• _SHORT TASK_
Duplicate every line from the first one down to the line containing "depth-letter: E xyxy=(607,3,613,10)", with both end lines included.

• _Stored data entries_
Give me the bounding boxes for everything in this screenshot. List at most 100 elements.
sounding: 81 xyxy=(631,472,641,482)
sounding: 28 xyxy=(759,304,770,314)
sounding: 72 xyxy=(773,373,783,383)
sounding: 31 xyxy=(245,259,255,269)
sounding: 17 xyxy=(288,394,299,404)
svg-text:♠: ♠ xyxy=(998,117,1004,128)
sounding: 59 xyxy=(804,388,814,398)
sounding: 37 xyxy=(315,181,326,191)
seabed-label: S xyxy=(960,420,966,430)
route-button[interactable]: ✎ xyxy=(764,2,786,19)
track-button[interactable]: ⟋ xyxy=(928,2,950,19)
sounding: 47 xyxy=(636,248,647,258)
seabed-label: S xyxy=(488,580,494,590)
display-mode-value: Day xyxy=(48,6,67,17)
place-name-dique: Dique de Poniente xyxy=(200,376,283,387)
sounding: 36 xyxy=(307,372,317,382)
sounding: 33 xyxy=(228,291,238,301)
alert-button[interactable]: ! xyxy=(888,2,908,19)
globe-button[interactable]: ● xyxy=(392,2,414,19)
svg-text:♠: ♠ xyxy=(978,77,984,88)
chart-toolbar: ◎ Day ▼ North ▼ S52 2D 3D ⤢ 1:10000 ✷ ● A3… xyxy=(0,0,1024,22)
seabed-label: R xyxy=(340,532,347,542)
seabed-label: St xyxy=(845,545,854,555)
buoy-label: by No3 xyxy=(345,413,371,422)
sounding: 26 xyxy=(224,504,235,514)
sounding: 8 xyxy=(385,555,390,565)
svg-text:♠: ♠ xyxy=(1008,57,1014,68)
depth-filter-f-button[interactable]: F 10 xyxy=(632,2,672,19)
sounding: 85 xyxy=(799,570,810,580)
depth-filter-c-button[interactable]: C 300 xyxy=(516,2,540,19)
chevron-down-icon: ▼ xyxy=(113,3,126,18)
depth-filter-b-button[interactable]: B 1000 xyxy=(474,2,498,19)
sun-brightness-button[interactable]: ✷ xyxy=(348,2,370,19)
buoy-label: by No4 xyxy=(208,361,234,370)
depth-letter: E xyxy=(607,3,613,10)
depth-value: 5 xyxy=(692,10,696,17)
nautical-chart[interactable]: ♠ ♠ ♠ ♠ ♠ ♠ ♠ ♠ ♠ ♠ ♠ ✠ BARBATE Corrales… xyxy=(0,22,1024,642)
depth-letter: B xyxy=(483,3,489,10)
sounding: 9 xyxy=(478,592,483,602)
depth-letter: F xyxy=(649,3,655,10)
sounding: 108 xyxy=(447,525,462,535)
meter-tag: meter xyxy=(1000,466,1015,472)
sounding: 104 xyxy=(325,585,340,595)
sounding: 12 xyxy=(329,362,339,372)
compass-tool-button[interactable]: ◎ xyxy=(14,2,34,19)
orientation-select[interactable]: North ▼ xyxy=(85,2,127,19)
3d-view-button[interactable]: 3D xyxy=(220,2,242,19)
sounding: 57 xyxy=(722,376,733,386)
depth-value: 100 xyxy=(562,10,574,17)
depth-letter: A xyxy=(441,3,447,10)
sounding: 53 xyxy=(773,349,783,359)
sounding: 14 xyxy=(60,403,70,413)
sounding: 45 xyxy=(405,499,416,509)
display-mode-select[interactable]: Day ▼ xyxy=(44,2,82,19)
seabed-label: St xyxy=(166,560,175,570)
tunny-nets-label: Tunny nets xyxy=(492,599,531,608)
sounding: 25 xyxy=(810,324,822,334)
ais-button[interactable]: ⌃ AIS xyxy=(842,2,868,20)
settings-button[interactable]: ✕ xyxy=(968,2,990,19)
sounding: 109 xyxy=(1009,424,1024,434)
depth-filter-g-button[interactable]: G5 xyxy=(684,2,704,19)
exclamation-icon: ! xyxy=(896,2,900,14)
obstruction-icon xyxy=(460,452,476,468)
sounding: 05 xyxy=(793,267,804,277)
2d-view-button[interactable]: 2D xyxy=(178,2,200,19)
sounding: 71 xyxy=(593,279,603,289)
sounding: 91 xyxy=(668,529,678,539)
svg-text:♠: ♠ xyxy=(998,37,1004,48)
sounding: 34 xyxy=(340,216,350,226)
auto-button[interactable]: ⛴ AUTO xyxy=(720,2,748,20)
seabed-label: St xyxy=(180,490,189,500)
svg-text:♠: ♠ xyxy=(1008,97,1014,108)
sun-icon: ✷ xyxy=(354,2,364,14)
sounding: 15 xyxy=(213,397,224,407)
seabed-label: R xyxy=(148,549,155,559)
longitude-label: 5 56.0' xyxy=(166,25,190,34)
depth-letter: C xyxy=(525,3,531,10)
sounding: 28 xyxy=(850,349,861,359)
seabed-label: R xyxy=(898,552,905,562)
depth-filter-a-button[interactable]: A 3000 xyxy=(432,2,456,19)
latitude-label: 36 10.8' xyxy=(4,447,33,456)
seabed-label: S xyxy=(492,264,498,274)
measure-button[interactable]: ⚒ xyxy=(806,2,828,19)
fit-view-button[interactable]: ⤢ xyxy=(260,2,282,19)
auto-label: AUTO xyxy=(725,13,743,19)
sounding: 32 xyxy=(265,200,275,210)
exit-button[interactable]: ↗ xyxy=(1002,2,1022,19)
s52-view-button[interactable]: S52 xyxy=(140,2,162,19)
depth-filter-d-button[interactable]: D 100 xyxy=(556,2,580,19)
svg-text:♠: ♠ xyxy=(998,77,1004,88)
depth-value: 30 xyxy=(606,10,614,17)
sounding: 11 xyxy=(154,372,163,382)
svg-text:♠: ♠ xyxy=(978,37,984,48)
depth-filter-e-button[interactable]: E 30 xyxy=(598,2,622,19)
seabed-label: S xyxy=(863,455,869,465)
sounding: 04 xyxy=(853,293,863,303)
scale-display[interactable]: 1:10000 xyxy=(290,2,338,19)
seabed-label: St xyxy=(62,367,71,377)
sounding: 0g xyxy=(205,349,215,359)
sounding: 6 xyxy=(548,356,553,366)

• _SOLUTION FOR THIS PROBLEM_
Give me the bounding boxes for everything in this screenshot. List at most 100 elements.
sounding: 81 xyxy=(631,472,641,482)
sounding: 28 xyxy=(759,304,770,314)
sounding: 72 xyxy=(773,373,783,383)
sounding: 31 xyxy=(245,259,255,269)
sounding: 17 xyxy=(288,394,299,404)
svg-text:♠: ♠ xyxy=(998,117,1004,128)
sounding: 59 xyxy=(804,388,814,398)
sounding: 37 xyxy=(315,181,326,191)
seabed-label: S xyxy=(960,420,966,430)
route-button[interactable]: ✎ xyxy=(764,2,786,19)
track-button[interactable]: ⟋ xyxy=(928,2,950,19)
sounding: 47 xyxy=(636,248,647,258)
seabed-label: S xyxy=(488,580,494,590)
display-mode-value: Day xyxy=(48,6,67,17)
place-name-dique: Dique de Poniente xyxy=(200,376,283,387)
sounding: 36 xyxy=(307,372,317,382)
sounding: 33 xyxy=(228,291,238,301)
alert-button[interactable]: ! xyxy=(888,2,908,19)
globe-button[interactable]: ● xyxy=(392,2,414,19)
svg-text:♠: ♠ xyxy=(978,77,984,88)
chart-toolbar: ◎ Day ▼ North ▼ S52 2D 3D ⤢ 1:10000 ✷ ● A3… xyxy=(0,0,1024,22)
seabed-label: R xyxy=(340,532,347,542)
seabed-label: St xyxy=(845,545,854,555)
buoy-label: by No3 xyxy=(345,413,371,422)
sounding: 26 xyxy=(224,504,235,514)
sounding: 8 xyxy=(385,555,390,565)
svg-text:♠: ♠ xyxy=(1008,57,1014,68)
depth-filter-f-button[interactable]: F 10 xyxy=(632,2,672,19)
sounding: 85 xyxy=(799,570,810,580)
depth-filter-c-button[interactable]: C 300 xyxy=(516,2,540,19)
chevron-down-icon: ▼ xyxy=(113,3,126,18)
depth-filter-b-button[interactable]: B 1000 xyxy=(474,2,498,19)
sun-brightness-button[interactable]: ✷ xyxy=(348,2,370,19)
buoy-label: by No4 xyxy=(208,361,234,370)
depth-letter: E xyxy=(607,3,613,10)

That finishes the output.